**SOURCE MATERIAL:**

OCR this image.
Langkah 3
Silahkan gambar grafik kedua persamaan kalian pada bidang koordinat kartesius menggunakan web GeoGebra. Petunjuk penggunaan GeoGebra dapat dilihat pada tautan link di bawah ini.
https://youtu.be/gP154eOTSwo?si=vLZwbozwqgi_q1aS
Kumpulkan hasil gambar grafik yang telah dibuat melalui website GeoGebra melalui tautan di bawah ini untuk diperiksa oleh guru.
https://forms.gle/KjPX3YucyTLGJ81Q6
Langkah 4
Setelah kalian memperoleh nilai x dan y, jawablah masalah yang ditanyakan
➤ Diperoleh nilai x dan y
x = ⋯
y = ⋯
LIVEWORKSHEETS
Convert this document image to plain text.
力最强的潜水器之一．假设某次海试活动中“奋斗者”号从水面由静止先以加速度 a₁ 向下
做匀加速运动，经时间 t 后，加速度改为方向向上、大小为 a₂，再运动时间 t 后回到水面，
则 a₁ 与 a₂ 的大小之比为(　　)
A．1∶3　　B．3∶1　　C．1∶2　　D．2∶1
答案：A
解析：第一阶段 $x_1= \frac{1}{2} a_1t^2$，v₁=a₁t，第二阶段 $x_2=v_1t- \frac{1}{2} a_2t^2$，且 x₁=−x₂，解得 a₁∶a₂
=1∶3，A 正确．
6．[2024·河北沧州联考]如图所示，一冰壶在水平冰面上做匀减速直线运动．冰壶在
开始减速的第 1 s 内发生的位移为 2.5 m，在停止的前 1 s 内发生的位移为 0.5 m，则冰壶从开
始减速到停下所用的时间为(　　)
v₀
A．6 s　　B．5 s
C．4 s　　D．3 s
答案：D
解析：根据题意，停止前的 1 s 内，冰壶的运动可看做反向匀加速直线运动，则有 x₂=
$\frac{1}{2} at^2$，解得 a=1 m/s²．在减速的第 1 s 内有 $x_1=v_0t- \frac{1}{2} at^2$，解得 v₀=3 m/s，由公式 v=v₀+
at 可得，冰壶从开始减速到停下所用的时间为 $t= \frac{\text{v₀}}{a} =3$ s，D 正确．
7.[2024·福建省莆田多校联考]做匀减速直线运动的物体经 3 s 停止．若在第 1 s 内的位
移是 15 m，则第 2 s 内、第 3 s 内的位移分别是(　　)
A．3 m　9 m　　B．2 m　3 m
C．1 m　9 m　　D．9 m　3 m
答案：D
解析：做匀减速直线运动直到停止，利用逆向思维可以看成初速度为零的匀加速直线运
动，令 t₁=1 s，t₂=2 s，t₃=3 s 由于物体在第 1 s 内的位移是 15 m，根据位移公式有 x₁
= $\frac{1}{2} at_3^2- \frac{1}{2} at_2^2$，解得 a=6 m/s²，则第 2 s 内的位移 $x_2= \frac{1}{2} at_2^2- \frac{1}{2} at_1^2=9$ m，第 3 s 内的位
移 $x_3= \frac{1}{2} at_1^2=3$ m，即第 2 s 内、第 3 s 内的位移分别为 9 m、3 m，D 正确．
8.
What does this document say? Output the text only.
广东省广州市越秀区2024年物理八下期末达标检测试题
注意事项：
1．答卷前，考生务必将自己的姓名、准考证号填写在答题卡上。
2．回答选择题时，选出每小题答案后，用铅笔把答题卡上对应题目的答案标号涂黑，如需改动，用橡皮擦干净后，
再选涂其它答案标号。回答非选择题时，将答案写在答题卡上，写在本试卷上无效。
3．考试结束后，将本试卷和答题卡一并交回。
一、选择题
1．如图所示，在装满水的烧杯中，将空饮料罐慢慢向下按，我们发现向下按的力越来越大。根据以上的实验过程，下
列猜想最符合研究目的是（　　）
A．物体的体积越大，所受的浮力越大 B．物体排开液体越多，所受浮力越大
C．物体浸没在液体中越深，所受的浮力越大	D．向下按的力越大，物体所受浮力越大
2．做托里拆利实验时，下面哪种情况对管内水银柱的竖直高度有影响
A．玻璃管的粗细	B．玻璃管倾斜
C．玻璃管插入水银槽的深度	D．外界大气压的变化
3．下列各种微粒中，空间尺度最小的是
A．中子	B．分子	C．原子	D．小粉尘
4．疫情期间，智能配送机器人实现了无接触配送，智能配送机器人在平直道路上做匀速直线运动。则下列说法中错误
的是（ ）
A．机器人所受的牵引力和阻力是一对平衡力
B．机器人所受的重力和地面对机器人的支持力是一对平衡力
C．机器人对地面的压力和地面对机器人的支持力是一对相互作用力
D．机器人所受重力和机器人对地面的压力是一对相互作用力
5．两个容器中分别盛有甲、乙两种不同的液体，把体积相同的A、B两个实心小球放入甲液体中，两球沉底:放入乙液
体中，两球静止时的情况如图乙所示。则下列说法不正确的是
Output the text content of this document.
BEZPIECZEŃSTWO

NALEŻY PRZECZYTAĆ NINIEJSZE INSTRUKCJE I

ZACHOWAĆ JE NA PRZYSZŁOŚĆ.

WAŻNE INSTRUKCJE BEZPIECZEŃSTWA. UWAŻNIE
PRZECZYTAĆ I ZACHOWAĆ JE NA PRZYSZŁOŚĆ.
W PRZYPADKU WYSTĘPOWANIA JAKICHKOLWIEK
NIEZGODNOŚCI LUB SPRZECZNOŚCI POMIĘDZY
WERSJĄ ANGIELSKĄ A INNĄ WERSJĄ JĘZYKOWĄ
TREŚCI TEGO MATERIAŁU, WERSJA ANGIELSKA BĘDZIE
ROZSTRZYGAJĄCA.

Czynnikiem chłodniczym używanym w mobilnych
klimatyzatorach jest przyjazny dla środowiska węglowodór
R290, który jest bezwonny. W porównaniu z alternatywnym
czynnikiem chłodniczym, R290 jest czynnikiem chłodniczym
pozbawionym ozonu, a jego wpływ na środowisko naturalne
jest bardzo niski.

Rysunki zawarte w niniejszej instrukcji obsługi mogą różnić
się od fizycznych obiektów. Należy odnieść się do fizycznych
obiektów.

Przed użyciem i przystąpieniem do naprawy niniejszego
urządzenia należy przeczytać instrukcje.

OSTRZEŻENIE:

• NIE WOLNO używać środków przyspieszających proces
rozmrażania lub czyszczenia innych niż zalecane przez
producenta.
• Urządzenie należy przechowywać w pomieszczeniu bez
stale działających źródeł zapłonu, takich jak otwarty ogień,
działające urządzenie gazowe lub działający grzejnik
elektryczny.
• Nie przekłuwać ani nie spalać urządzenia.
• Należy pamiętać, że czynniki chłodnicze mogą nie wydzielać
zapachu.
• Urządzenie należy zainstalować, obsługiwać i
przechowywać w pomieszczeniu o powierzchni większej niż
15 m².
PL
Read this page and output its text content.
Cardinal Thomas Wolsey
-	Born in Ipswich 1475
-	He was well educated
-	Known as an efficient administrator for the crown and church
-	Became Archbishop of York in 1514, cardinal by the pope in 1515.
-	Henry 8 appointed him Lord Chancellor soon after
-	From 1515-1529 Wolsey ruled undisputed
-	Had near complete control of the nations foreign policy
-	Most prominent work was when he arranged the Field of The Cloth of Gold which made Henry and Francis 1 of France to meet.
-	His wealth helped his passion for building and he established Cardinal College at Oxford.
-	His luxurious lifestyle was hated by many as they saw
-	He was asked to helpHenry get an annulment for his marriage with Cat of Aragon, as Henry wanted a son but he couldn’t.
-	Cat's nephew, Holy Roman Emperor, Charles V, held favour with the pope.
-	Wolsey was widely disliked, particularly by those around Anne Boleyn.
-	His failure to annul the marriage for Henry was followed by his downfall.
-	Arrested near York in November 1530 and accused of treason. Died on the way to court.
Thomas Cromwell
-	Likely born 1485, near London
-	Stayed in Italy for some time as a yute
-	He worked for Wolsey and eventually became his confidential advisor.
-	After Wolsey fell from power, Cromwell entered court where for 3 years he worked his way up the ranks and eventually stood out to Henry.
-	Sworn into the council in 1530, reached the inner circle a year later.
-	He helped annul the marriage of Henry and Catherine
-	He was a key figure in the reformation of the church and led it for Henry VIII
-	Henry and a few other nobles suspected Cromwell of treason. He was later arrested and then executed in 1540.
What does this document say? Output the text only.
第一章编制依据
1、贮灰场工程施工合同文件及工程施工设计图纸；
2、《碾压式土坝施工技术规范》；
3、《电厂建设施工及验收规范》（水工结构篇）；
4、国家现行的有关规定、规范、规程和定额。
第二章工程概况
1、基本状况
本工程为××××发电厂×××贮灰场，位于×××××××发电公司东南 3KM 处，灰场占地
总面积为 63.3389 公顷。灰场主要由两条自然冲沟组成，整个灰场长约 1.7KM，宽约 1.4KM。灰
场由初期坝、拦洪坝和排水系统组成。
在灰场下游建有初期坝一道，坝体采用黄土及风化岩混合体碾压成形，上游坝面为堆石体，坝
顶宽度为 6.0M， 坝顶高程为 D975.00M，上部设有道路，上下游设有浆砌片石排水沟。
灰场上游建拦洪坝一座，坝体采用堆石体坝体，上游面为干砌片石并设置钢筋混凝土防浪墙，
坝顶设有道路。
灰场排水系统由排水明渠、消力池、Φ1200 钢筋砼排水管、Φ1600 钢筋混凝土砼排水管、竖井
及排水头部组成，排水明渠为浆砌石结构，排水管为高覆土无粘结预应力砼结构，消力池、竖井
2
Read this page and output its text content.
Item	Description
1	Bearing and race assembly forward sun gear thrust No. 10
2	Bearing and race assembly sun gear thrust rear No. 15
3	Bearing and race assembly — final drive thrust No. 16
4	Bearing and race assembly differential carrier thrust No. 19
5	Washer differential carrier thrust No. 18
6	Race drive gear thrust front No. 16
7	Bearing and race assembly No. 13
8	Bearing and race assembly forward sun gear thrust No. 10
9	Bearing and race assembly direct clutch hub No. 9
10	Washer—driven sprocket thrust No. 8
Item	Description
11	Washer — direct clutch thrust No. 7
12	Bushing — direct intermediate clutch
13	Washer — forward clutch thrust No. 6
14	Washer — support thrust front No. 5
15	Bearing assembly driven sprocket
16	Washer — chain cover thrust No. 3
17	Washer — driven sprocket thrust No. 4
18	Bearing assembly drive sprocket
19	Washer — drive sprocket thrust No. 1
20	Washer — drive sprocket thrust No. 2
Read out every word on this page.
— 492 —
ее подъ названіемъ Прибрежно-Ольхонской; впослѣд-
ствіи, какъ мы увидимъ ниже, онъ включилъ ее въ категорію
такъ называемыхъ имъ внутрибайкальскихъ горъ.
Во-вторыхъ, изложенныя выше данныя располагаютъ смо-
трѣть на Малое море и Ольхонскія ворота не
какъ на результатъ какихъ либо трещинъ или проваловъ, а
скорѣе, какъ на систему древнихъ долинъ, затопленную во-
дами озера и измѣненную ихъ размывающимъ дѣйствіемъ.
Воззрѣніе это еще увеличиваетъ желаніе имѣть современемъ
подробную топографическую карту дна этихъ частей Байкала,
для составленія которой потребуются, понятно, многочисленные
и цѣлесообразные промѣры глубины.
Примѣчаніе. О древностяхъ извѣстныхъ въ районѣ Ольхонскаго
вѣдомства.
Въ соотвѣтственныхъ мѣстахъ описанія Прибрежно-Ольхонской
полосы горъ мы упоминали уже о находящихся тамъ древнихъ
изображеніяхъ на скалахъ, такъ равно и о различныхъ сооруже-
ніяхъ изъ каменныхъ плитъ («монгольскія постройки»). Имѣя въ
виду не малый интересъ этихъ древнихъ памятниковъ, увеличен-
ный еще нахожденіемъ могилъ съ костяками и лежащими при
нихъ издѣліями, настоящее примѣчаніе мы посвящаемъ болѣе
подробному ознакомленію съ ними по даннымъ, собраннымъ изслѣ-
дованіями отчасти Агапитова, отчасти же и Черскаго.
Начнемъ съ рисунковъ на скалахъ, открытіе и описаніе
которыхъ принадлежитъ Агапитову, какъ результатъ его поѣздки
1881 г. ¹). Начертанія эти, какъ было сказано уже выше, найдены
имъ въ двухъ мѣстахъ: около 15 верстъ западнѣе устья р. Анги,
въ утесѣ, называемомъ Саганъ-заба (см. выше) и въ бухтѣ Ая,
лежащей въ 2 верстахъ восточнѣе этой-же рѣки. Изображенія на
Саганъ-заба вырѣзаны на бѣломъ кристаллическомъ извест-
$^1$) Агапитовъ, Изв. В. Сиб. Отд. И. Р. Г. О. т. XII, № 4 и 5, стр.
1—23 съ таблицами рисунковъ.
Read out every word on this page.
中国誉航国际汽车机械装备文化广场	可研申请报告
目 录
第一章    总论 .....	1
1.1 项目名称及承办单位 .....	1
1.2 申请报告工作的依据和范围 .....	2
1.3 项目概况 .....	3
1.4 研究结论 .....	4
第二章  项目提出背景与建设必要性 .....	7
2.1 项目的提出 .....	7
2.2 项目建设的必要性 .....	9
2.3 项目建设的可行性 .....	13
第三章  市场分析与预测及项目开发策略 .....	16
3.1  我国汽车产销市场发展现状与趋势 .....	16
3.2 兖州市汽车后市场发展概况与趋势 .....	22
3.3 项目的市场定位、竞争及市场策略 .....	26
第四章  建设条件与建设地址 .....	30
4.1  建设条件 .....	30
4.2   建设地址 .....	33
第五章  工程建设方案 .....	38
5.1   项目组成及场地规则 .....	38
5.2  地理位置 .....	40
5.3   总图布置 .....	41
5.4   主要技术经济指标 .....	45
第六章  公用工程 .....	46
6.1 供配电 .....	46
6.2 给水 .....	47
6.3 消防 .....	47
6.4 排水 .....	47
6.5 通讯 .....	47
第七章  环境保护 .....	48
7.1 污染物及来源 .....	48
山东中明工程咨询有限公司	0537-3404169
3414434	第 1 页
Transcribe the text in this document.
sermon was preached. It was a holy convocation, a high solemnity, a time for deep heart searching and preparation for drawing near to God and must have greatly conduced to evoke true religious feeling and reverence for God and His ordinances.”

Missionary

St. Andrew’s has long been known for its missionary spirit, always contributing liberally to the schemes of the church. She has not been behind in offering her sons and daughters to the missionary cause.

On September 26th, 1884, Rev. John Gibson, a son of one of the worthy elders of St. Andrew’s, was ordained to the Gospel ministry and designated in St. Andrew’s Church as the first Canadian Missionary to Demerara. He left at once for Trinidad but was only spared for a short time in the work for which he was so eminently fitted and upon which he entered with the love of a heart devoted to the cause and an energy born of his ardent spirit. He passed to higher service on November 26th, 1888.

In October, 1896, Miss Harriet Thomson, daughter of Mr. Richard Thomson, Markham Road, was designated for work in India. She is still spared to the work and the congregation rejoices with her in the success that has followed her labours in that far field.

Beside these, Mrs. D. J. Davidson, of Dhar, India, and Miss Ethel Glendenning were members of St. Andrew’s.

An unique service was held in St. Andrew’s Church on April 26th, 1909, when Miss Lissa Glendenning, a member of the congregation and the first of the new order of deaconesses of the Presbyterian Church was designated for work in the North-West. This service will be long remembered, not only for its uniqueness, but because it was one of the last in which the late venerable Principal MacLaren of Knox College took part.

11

**WHAT IS BEING ASKED:** What count of lines in the listing contain the word "мѣстахъ"? Reply with the number only.

**EXPECTED ANSWER:** 2